→ The tasks
• a. In the comment thread, what market cap did AQNT have before the acquisition?
• b. Say whether each statement agrees with the comment thread. Answer yes or no for each, and quote the words from the thread that decide it.
(i) One commenter's stock awards were about three quarters of annual pre-bonus salary.
(ii) The Xbox commenter expects Ballmer to spin Xbox off.
(iii) The $63M free cash flow would recoup the extra $3.3B in 20 years.

→ Provided passage
It sounds like you don't know as much about playing the game as some around here do. MS is a political place. You have to sell your contributions as an FTE, just as much as you sold your technical skill to get in. That's the reality of the company today. If this doesn't work for you, find an employer that suits you better.

Explain to me how this is something to strive for?

It's not about honor or moral high ground, although I happened to like our product and the Puritan Work Ethic in me inclined me toward doing as much as I could to make it a success in the marketplace.

Here's what it's about: Stock awards approximately equal to 3/4 annual pre-bonus salary, two years running. Each year, not total.

Naturally it does require waiting the 5 years to see it all vest. That's why I changed groups to one with less starmaker ability, but also correspondingly much less stress. I know my limitations. A team with mostly-standard hours and much saner GPMs has been a good fit for me after a period that was quite different. My wife is glad that we can spend time together again.

To those who are considering leaving for work-life balance reasons. Consider changing groups. You might be surprised at the difference between groups occupying different subtrees on the org chart.

Anonymous said...

Anonymous notes: Your definition of profit is strange. If somebody buys Microsoft today, even without premium, by your definition, it will take 20 years to make a profit by the buyer.

Well, prior to acquisition AQNT had an MCAP of $2.7B and free cash flow of $63M (ttm March) for which MSFT spent $6B, or $3.3B of MSFT free cash to acquire AQNT's free cash flow: Assuming MSFT had its cash invested in US treasuries at, say 5%, that $3.3B was earning $165M/year, which has now been committed to paying AQNT shareholders in exchange for an acretitve free cash flow of $63M.

Assuming then that MSFT doesn't dismantle or impair AQNTs operation as it is assimilated into the Borg, Ballmer spent an *extra* (above and beyond mcap) $3.3B to forego an interest stream of $165M to receive instead a free cash flow of $63M.

So actually it will take 52 years for that $63M free cash flow to recoup the extra $3.3B spent to buy it, not 20 years, and US Treasuries would still have paid better. OTOH, for that free cash flow to recoup itself in, say 20 years, would require a purchase price of about $4B, which is still a 67% premium over market cap. Is that your definition of "profit"?

There are many ways to value acquisitions. If someone has one that shows a profit for MSFT, I'd like to see it.

And for those who insist this was a great strategic acquisition, Ok, then why is it strategic now but not years ago when AQNT was cheaper, and how exactly is MSFT going to leverage AQNT *without* diluting it? Inquiring minds still wanna know.

See also http://msftextrememakeover.blogspot.com/2007/05/its-official-ballmer-has-lost-it.html

MSFTextrememakeover said...

"Xbox has sunk about $4B net. In the growth phrase, PE of 100 or even 1000 or even infinite is not unheard of."

More like $5B+ (and counting). Spinning off Xbox would be the most realistic (only?) way of recouping the money spent - assuming there was interest either in an IPO or by an external buyer. However, the whole goal of the "emerging businesses" was to provide the next growth areas for *MSFT*. Therefore, it's highly unlikely Ballmer will spin it off. So as an internal entity and at [your?] $100M annual profit, it would take FIFTY years to breakeven - not counting the opportunity cost. BTW, I happen to think it will make more than $100M annually at some point, but recouping the investment will still be measured in decades...

→ Data
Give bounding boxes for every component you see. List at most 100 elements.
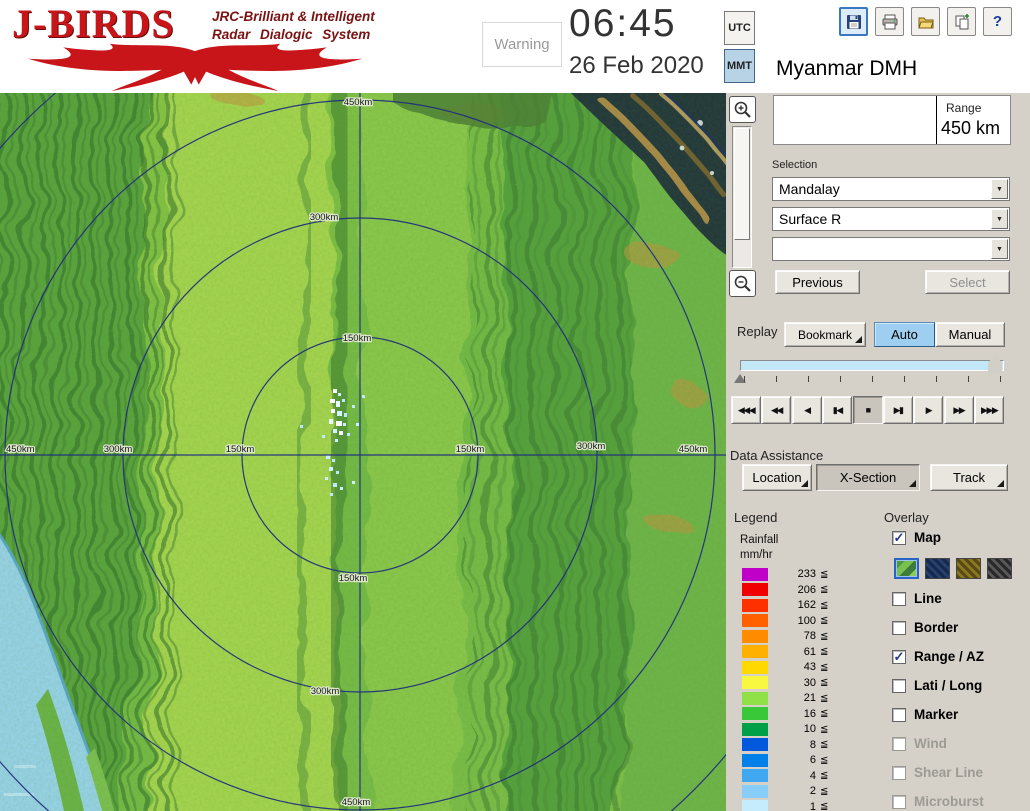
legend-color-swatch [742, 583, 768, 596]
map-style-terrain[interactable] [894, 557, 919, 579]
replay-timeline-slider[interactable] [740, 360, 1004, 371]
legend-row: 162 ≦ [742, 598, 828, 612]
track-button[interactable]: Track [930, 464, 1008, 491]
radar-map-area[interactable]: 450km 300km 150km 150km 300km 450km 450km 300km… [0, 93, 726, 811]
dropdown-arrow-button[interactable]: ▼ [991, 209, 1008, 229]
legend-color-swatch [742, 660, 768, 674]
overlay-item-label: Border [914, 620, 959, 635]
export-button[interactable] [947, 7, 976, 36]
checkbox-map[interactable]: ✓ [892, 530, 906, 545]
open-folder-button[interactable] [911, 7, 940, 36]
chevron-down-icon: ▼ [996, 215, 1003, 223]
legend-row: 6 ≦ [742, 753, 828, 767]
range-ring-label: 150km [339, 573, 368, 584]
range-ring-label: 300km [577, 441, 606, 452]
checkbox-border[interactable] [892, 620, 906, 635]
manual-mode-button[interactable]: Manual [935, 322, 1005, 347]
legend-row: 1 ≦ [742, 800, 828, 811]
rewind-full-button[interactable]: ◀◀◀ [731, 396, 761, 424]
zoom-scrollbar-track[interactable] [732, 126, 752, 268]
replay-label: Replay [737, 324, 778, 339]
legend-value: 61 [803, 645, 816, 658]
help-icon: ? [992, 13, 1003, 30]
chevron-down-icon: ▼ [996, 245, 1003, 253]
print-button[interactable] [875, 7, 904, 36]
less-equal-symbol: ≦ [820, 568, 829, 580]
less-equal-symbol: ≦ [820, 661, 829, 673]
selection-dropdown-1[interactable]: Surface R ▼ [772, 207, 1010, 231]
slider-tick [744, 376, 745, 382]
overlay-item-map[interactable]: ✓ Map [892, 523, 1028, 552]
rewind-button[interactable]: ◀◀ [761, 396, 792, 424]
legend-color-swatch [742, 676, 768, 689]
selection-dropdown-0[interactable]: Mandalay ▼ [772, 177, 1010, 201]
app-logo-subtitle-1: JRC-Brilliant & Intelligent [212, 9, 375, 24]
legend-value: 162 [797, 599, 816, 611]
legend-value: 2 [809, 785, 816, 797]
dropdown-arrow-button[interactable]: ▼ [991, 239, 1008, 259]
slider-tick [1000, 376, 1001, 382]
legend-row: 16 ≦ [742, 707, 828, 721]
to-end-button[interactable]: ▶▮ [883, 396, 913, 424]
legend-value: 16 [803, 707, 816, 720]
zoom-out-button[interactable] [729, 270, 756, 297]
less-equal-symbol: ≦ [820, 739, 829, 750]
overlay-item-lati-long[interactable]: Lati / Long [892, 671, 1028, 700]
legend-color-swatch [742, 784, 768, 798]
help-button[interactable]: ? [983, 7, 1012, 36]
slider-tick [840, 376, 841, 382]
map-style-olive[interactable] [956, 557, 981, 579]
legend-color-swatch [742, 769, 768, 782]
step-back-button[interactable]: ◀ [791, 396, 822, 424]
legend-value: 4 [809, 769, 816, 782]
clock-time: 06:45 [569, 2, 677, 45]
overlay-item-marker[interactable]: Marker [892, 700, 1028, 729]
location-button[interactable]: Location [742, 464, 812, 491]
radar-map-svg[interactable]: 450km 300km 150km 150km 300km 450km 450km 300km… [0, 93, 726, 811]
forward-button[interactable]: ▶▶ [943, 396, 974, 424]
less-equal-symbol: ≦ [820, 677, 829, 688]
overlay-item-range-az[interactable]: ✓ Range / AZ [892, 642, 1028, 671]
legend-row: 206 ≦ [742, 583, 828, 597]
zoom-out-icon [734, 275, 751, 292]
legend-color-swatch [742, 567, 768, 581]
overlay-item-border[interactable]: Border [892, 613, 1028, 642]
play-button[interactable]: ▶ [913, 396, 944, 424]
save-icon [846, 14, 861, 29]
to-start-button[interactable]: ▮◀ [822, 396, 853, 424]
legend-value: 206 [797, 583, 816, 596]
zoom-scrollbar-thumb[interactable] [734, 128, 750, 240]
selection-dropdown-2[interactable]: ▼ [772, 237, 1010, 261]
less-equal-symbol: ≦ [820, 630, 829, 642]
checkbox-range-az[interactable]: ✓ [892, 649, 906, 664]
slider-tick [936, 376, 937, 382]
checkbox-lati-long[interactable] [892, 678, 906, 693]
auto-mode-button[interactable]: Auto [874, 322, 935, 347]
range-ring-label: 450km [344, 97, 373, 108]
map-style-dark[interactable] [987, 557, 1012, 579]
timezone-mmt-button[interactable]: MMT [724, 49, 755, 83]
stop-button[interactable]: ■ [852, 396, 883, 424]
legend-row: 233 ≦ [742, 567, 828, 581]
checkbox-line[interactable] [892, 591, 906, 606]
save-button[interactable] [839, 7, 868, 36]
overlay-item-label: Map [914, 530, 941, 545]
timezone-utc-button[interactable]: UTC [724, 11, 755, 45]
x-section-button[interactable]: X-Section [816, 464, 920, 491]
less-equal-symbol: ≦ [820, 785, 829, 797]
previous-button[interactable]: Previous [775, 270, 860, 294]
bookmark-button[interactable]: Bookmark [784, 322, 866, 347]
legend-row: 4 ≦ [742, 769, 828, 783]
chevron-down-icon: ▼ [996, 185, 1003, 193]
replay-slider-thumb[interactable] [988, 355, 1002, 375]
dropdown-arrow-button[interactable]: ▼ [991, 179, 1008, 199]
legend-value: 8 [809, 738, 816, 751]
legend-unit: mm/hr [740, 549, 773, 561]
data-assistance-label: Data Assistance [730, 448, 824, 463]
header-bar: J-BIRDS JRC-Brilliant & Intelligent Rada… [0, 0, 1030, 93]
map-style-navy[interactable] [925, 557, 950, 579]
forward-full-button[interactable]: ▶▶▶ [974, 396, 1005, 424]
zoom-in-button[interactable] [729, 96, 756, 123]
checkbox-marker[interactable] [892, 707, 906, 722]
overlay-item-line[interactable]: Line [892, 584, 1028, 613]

--

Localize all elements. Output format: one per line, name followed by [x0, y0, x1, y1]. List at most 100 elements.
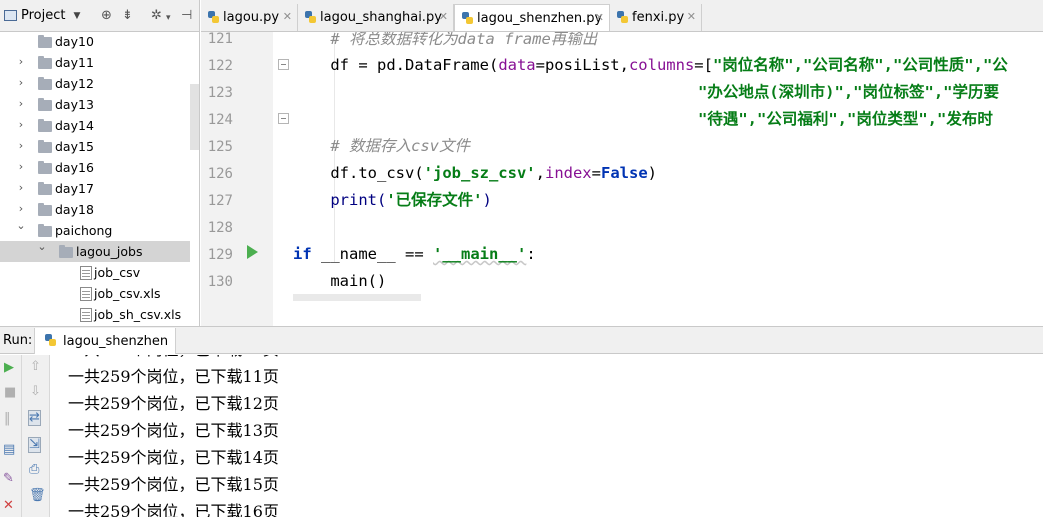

→ Exercise answers
• a. $2.7B

• b.
(i) Yes: "Stock awards approximately equal to 3/4 annual pre-bonus salary, two years running."
(ii) No: "Therefore, it's highly unlikely Ballmer will spin it off."
(iii) No: "So actually it will take 52 years for that $63M free cash flow to recoup the extra $3.3B spent to buy it, not 20 years"